SET EXERCISE: Your task is to extract every line from the material below exactly.
═════ RECORDS SUPPLIED
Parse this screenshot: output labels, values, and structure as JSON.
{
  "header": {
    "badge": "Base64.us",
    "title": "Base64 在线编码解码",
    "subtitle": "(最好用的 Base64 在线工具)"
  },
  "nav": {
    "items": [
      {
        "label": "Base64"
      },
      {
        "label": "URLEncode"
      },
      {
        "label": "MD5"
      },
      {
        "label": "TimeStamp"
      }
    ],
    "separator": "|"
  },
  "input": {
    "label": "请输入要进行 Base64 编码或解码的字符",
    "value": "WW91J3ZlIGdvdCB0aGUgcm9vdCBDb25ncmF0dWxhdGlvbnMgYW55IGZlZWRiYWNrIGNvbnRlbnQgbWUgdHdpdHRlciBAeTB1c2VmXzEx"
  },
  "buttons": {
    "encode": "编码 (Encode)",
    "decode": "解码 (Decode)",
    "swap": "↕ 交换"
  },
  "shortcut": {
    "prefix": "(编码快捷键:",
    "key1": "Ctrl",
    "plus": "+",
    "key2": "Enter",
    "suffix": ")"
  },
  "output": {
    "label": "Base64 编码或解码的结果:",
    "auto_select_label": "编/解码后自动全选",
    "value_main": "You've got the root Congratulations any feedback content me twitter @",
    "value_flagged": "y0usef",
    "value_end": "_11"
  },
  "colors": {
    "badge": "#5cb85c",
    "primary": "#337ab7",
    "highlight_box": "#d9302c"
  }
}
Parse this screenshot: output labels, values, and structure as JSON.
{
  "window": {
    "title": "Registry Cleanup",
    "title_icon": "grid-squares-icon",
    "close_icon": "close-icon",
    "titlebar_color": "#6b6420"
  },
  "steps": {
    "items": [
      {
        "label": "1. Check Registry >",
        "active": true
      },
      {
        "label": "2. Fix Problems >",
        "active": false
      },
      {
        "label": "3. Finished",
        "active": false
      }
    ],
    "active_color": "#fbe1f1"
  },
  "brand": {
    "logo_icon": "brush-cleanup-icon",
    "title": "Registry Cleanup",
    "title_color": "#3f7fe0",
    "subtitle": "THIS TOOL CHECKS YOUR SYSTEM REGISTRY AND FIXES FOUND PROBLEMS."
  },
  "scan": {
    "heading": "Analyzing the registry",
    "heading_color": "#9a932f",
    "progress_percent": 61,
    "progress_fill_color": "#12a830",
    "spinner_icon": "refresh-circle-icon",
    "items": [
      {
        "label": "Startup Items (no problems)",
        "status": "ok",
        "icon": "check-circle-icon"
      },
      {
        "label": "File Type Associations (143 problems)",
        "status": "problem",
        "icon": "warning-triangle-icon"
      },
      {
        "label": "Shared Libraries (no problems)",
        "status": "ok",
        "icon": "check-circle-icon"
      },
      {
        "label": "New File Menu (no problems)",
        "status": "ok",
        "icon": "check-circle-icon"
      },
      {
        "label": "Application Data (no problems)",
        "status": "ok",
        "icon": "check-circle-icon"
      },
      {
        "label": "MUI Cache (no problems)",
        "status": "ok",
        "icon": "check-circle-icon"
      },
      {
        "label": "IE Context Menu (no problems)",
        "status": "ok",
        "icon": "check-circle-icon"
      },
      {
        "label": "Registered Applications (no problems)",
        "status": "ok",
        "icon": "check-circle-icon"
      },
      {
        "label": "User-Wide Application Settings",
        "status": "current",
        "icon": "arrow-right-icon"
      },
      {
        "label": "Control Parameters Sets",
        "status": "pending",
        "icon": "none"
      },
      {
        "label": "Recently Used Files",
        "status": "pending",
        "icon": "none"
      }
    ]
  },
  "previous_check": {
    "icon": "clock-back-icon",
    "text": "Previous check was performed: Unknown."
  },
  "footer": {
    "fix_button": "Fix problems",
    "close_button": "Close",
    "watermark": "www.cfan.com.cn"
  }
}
══════════
SOLUTION FOR THIS PROBLEM:
Parse this screenshot: output labels, values, and structure as JSON.
{
  "header": {
    "badge": "Base64.us",
    "title": "Base64 在线编码解码",
    "subtitle": "(最好用的 Base64 在线工具)"
  },
  "nav": {
    "items": [
      {
        "label": "Base64"
      },
      {
        "label": "URLEncode"
      },
      {
        "label": "MD5"
      },
      {
        "label": "TimeStamp"
      }
    ],
    "separator": "|"
  },
  "input": {
    "label": "请输入要进行 Base64 编码或解码的字符",
    "value": "WW91J3ZlIGdvdCB0aGUgcm9vdCBDb25ncmF0dWxhdGlvbnMgYW55IGZlZWRiYWNrIGNvbnRlbnQgbWUgdHdpdHRlciBAeTB1c2VmXzEx"
  },
  "buttons": {
    "encode": "编码 (Encode)",
    "decode": "解码 (Decode)",
    "swap": "↕ 交换"
  },
  "shortcut": {
    "prefix": "(编码快捷键:",
    "key1": "Ctrl",
    "plus": "+",
    "key2": "Enter",
    "suffix": ")"
  },
  "output": {
    "label": "Base64 编码或解码的结果:",
    "auto_select_label": "编/解码后自动全选",
    "value_main": "You've got the root Congratulations any feedback content me twitter @",
    "value_flagged": "y0usef",
    "value_end": "_11"
  },
  "colors": {
    "badge": "#5cb85c",
    "primary": "#337ab7",
    "highlight_box": "#d9302c"
  }
}
Parse this screenshot: output labels, values, and structure as JSON.
{
  "window": {
    "title": "Registry Cleanup",
    "title_icon": "grid-squares-icon",
    "close_icon": "close-icon",
    "titlebar_color": "#6b6420"
  },
  "steps": {
    "items": [
      {
        "label": "1. Check Registry >",
        "active": true
      },
      {
        "label": "2. Fix Problems >",
        "active": false
      },
      {
        "label": "3. Finished",
        "active": false
      }
    ],
    "active_color": "#fbe1f1"
  },
  "brand": {
    "logo_icon": "brush-cleanup-icon",
    "title": "Registry Cleanup",
    "title_color": "#3f7fe0",
    "subtitle": "THIS TOOL CHECKS YOUR SYSTEM REGISTRY AND FIXES FOUND PROBLEMS."
  },
  "scan": {
    "heading": "Analyzing the registry",
    "heading_color": "#9a932f",
    "progress_percent": 61,
    "progress_fill_color": "#12a830",
    "spinner_icon": "refresh-circle-icon",
    "items": [
      {
        "label": "Startup Items (no problems)",
        "status": "ok",
        "icon": "check-circle-icon"
      },
      {
        "label": "File Type Associations (143 problems)",
        "status": "problem",
        "icon": "warning-triangle-icon"
      },
      {
        "label": "Shared Libraries (no problems)",
        "status": "ok",
        "icon": "check-circle-icon"
      },
      {
        "label": "New File Menu (no problems)",
        "status": "ok",
        "icon": "check-circle-icon"
      },
      {
        "label": "Application Data (no problems)",
        "status": "ok",
        "icon": "check-circle-icon"
      },
      {
        "label": "MUI Cache (no problems)",
        "status": "ok",
        "icon": "check-circle-icon"
      },
      {
        "label": "IE Context Menu (no problems)",
        "status": "ok",
        "icon": "check-circle-icon"
      },
      {
        "label": "Registered Applications (no problems)",
        "status": "ok",
        "icon": "check-circle-icon"
      },
      {
        "label": "User-Wide Application Settings",
        "status": "current",
        "icon": "arrow-right-icon"
      },
      {
        "label": "Control Parameters Sets",
        "status": "pending",
        "icon": "none"
      },
      {
        "label": "Recently Used Files",
        "status": "pending",
        "icon": "none"
      }
    ]
  },
  "previous_check": {
    "icon": "clock-back-icon",
    "text": "Previous check was performed: Unknown."
  },
  "footer": {
    "fix_button": "Fix problems",
    "close_button": "Close",
    "watermark": "www.cfan.com.cn"
  }
}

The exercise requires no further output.